## Exercise goal
Wherever a line holds the string "name", copy that line.

## Material for the task
┌────────

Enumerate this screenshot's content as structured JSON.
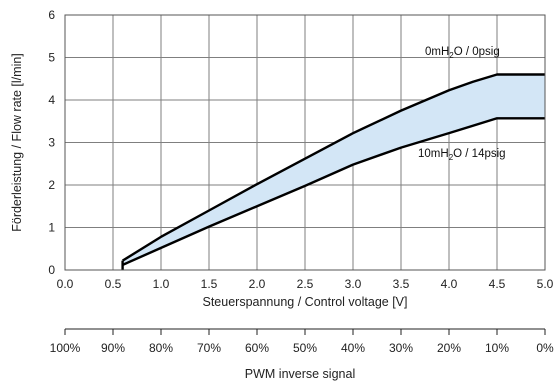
{
  "chart_data": {
    "type": "area",
    "xlabel": "Steuerspannung / Control voltage [V]",
    "ylabel": "Förderleistung / Flow rate [l/min]",
    "xlim": [
      0,
      5
    ],
    "ylim": [
      0,
      6
    ],
    "xticks": [
      "0.0",
      "0.5",
      "1.0",
      "1.5",
      "2.0",
      "2.5",
      "3.0",
      "3.5",
      "4.0",
      "4.5",
      "5.0"
    ],
    "yticks": [
      "0",
      "1",
      "2",
      "3",
      "4",
      "5",
      "6"
    ],
    "grid": true,
    "series": [
      {
        "name": "0mH2O / 0psig",
        "x": [
          0.6,
          1.0,
          1.5,
          2.0,
          2.5,
          3.0,
          3.5,
          4.0,
          4.25,
          4.5,
          5.0
        ],
        "y": [
          0.22,
          0.78,
          1.4,
          2.02,
          2.62,
          3.22,
          3.75,
          4.23,
          4.43,
          4.6,
          4.6
        ]
      },
      {
        "name": "10mH2O / 14psig",
        "x": [
          0.6,
          1.0,
          1.5,
          2.0,
          2.5,
          3.0,
          3.5,
          4.0,
          4.5,
          5.0
        ],
        "y": [
          0.12,
          0.52,
          1.02,
          1.5,
          1.98,
          2.48,
          2.88,
          3.22,
          3.57,
          3.57
        ]
      }
    ],
    "vertical_segment": {
      "x": 0.6,
      "y": [
        0,
        0.22
      ]
    },
    "annotations": [
      {
        "id": "top",
        "base": "0mH",
        "sub": "2",
        "rest": "O / 0psig"
      },
      {
        "id": "bottom",
        "base": "10mH",
        "sub": "2",
        "rest": "O / 14psig"
      }
    ],
    "secondary_axis": {
      "label": "PWM inverse signal",
      "ticks": [
        "100%",
        "90%",
        "80%",
        "70%",
        "60%",
        "50%",
        "40%",
        "30%",
        "20%",
        "10%",
        "0%"
      ]
    },
    "colors": {
      "fill": "#d3e6f6",
      "line": "#000000",
      "grid": "#7f7f7f"
    }
  }
}
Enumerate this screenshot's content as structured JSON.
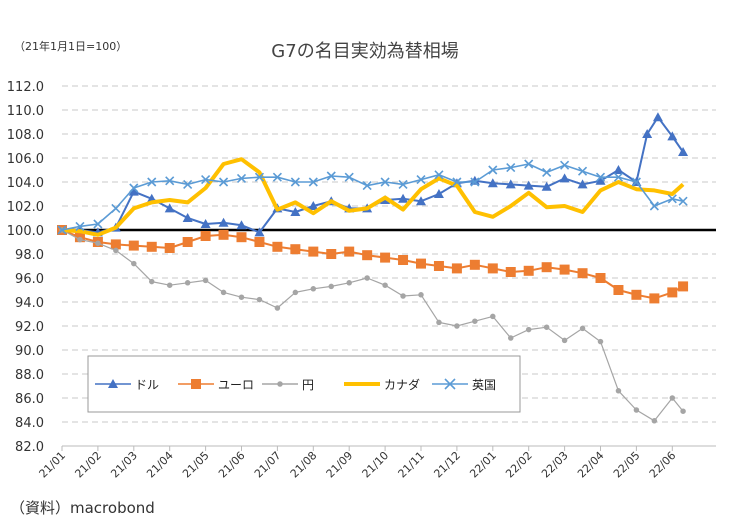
{
  "chart_data": {
    "type": "line",
    "title": "G7の名目実効為替相場",
    "base_note": "（21年1月1日=100）",
    "source": "（資料）macrobond",
    "ylim": [
      82.0,
      112.0
    ],
    "yticks": [
      "82.0",
      "84.0",
      "86.0",
      "88.0",
      "90.0",
      "92.0",
      "94.0",
      "96.0",
      "98.0",
      "100.0",
      "102.0",
      "104.0",
      "106.0",
      "108.0",
      "110.0",
      "112.0"
    ],
    "x_labels": [
      "21/01",
      "21/02",
      "21/03",
      "21/04",
      "21/05",
      "21/06",
      "21/07",
      "21/08",
      "21/09",
      "21/10",
      "21/11",
      "21/12",
      "22/01",
      "22/02",
      "22/03",
      "22/04",
      "22/05",
      "22/06"
    ],
    "reference_line": 100.0,
    "grid": "horizontal dashed",
    "legend_position": "lower-left inside",
    "series": [
      {
        "name": "ドル",
        "color": "#4472C4",
        "marker": "triangle",
        "x": [
          0,
          0.5,
          1,
          1.5,
          2,
          2.5,
          3,
          3.5,
          4,
          4.5,
          5,
          5.5,
          6,
          6.5,
          7,
          7.5,
          8,
          8.5,
          9,
          9.5,
          10,
          10.5,
          11,
          11.5,
          12,
          12.5,
          13,
          13.5,
          14,
          14.5,
          15,
          15.5,
          16,
          16.3,
          16.6,
          17,
          17.3
        ],
        "y": [
          100.0,
          100.0,
          99.8,
          100.2,
          103.2,
          102.6,
          101.8,
          101.0,
          100.5,
          100.6,
          100.4,
          99.8,
          101.8,
          101.5,
          102.0,
          102.4,
          101.8,
          101.8,
          102.5,
          102.6,
          102.4,
          103.0,
          103.9,
          104.1,
          103.9,
          103.8,
          103.7,
          103.6,
          104.3,
          103.8,
          104.1,
          105.0,
          104.0,
          108.0,
          109.4,
          107.8,
          106.5
        ]
      },
      {
        "name": "ユーロ",
        "color": "#ED7D31",
        "marker": "square",
        "x": [
          0,
          0.5,
          1,
          1.5,
          2,
          2.5,
          3,
          3.5,
          4,
          4.5,
          5,
          5.5,
          6,
          6.5,
          7,
          7.5,
          8,
          8.5,
          9,
          9.5,
          10,
          10.5,
          11,
          11.5,
          12,
          12.5,
          13,
          13.5,
          14,
          14.5,
          15,
          15.5,
          16,
          16.5,
          17,
          17.3
        ],
        "y": [
          100.0,
          99.4,
          99.0,
          98.8,
          98.7,
          98.6,
          98.5,
          99.0,
          99.5,
          99.6,
          99.4,
          99.0,
          98.6,
          98.4,
          98.2,
          98.0,
          98.2,
          97.9,
          97.7,
          97.5,
          97.2,
          97.0,
          96.8,
          97.1,
          96.8,
          96.5,
          96.6,
          96.9,
          96.7,
          96.4,
          96.0,
          95.0,
          94.6,
          94.3,
          94.8,
          95.3
        ]
      },
      {
        "name": "円",
        "color": "#A5A5A5",
        "marker": "circle",
        "x": [
          0,
          0.5,
          1,
          1.5,
          2,
          2.5,
          3,
          3.5,
          4,
          4.5,
          5,
          5.5,
          6,
          6.5,
          7,
          7.5,
          8,
          8.5,
          9,
          9.5,
          10,
          10.5,
          11,
          11.5,
          12,
          12.5,
          13,
          13.5,
          14,
          14.5,
          15,
          15.5,
          16,
          16.5,
          17,
          17.3
        ],
        "y": [
          100.0,
          99.2,
          98.9,
          98.3,
          97.2,
          95.7,
          95.4,
          95.6,
          95.8,
          94.8,
          94.4,
          94.2,
          93.5,
          94.8,
          95.1,
          95.3,
          95.6,
          96.0,
          95.4,
          94.5,
          94.6,
          92.3,
          92.0,
          92.4,
          92.8,
          91.0,
          91.7,
          91.9,
          90.8,
          91.8,
          90.7,
          86.6,
          85.0,
          84.1,
          86.0,
          84.9
        ]
      },
      {
        "name": "カナダ",
        "color": "#FFC000",
        "marker": "none",
        "x": [
          0,
          0.5,
          1,
          1.5,
          2,
          2.5,
          3,
          3.5,
          4,
          4.5,
          5,
          5.5,
          6,
          6.5,
          7,
          7.5,
          8,
          8.5,
          9,
          9.5,
          10,
          10.5,
          11,
          11.5,
          12,
          12.5,
          13,
          13.5,
          14,
          14.5,
          15,
          15.5,
          16,
          16.5,
          17,
          17.3
        ],
        "y": [
          100.0,
          99.9,
          99.6,
          100.2,
          101.8,
          102.3,
          102.5,
          102.3,
          103.5,
          105.5,
          105.9,
          104.8,
          101.7,
          102.3,
          101.4,
          102.4,
          101.6,
          101.8,
          102.7,
          101.7,
          103.4,
          104.3,
          103.7,
          101.5,
          101.1,
          102.0,
          103.1,
          101.9,
          102.0,
          101.5,
          103.3,
          104.0,
          103.4,
          103.3,
          103.0,
          103.8
        ]
      },
      {
        "name": "英国",
        "color": "#5B9BD5",
        "marker": "cross",
        "x": [
          0,
          0.5,
          1,
          1.5,
          2,
          2.5,
          3,
          3.5,
          4,
          4.5,
          5,
          5.5,
          6,
          6.5,
          7,
          7.5,
          8,
          8.5,
          9,
          9.5,
          10,
          10.5,
          11,
          11.5,
          12,
          12.5,
          13,
          13.5,
          14,
          14.5,
          15,
          15.5,
          16,
          16.5,
          17,
          17.3
        ],
        "y": [
          100.0,
          100.3,
          100.5,
          101.8,
          103.5,
          104.0,
          104.1,
          103.8,
          104.2,
          104.0,
          104.3,
          104.4,
          104.4,
          104.0,
          104.0,
          104.5,
          104.4,
          103.7,
          104.0,
          103.8,
          104.2,
          104.6,
          104.0,
          104.0,
          105.0,
          105.2,
          105.5,
          104.8,
          105.4,
          104.9,
          104.4,
          104.4,
          104.0,
          102.0,
          102.6,
          102.4
        ]
      }
    ]
  }
}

└────────

## Exercise answer
        "name": "0mH2O / 0psig",
        "name": "10mH2O / 14psig",
        "name": "ドル",
        "name": "ユーロ",
        "name": "円",
        "name": "カナダ",
        "name": "英国",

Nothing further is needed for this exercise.